[start Given data]
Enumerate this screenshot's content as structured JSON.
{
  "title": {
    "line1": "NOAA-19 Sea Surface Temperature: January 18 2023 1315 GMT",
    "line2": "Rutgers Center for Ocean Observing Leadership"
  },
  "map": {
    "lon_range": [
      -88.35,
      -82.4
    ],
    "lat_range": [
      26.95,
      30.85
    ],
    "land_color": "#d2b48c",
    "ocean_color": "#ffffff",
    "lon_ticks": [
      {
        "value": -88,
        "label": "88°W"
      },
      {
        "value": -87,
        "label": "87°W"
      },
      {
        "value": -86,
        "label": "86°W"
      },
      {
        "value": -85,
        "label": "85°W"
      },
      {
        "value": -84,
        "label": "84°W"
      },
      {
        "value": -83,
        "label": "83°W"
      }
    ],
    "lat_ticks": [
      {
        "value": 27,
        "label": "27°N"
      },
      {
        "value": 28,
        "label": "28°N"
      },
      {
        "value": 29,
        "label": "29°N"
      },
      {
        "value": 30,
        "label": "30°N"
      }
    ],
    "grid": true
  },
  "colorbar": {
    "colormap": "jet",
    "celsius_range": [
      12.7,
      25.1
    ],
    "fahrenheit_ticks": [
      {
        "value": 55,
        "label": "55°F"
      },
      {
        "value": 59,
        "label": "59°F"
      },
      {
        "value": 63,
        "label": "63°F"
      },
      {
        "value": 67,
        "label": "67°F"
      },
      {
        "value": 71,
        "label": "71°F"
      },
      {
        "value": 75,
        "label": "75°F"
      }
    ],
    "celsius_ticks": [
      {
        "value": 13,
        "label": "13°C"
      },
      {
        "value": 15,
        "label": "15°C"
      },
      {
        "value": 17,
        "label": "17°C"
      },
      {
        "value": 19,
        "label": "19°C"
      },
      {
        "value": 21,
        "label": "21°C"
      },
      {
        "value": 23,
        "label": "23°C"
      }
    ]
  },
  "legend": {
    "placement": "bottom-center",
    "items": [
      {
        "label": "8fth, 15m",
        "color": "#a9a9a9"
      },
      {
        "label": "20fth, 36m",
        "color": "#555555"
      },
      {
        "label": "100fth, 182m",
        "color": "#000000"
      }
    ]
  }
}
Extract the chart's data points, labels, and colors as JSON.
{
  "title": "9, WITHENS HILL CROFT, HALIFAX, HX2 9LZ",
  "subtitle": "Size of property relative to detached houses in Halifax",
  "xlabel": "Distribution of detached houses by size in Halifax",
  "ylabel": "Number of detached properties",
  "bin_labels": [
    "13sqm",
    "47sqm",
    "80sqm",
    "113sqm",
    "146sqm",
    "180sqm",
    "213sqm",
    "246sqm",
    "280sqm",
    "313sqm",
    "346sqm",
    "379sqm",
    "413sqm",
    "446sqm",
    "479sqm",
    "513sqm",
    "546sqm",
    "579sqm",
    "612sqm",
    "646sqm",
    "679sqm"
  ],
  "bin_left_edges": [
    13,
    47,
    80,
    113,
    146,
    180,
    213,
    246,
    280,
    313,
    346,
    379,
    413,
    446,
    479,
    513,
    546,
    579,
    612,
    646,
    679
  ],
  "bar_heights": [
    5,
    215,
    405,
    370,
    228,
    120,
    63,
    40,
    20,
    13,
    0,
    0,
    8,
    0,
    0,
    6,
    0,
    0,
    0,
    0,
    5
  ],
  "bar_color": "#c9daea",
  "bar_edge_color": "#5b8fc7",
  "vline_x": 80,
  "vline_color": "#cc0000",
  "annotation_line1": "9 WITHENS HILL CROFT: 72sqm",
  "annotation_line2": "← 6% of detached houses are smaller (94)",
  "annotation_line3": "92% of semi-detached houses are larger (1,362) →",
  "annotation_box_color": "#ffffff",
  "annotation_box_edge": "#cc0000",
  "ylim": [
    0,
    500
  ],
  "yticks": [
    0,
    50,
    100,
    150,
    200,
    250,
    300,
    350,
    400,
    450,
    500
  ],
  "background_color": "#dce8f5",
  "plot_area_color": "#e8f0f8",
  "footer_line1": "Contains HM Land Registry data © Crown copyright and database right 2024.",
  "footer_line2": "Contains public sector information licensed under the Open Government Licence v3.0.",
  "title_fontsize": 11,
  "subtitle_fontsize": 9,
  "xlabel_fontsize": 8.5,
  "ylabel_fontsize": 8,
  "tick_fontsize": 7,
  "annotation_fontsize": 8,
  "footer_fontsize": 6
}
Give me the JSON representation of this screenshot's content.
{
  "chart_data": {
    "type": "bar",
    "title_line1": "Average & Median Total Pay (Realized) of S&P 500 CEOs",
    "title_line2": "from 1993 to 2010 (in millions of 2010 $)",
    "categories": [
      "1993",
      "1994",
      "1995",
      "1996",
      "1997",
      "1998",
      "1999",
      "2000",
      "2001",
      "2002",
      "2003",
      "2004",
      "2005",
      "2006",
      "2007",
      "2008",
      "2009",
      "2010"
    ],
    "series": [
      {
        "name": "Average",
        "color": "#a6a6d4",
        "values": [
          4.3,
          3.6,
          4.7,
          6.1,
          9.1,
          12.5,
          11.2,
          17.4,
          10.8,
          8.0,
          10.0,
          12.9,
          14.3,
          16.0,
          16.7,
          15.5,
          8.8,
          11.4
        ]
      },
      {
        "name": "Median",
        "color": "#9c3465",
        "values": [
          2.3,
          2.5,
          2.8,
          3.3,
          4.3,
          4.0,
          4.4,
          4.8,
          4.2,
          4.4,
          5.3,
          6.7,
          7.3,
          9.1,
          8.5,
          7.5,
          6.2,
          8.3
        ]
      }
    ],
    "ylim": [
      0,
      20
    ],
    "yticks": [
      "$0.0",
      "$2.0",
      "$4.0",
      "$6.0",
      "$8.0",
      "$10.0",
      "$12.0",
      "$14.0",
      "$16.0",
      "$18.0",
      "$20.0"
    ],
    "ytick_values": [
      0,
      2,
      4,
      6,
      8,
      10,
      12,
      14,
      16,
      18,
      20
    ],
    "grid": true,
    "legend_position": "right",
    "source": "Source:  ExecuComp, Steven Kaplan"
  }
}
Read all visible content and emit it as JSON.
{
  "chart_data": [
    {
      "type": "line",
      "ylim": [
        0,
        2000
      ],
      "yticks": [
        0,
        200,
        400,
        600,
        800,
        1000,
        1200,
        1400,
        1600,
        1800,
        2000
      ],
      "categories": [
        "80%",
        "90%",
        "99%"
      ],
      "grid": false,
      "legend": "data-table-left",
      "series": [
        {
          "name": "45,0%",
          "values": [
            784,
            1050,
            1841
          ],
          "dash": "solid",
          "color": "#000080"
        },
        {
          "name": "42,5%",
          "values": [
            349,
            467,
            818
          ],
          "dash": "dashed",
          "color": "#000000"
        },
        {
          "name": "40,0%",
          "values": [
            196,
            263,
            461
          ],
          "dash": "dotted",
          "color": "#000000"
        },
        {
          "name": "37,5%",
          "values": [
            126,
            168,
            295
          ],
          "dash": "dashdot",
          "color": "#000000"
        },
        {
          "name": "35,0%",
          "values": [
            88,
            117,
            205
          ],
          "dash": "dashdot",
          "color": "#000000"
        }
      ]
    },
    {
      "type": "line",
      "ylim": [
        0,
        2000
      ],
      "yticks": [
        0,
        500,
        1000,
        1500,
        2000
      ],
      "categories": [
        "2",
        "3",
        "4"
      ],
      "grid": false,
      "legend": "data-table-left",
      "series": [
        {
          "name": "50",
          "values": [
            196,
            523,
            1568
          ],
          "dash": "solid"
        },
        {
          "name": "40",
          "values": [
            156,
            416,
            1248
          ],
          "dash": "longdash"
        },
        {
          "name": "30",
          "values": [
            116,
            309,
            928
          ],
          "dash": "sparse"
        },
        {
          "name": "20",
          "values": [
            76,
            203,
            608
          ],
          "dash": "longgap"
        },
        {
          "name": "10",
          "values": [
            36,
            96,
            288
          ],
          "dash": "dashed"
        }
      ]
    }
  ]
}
[end Given data]
• Exercise instructions: Find the string "Average" in the records, then copy each line where it occurs.

• Task answer:
    "title_line1": "Average & Median Total Pay (Realized) of S&P 500 CEOs",
        "name": "Average",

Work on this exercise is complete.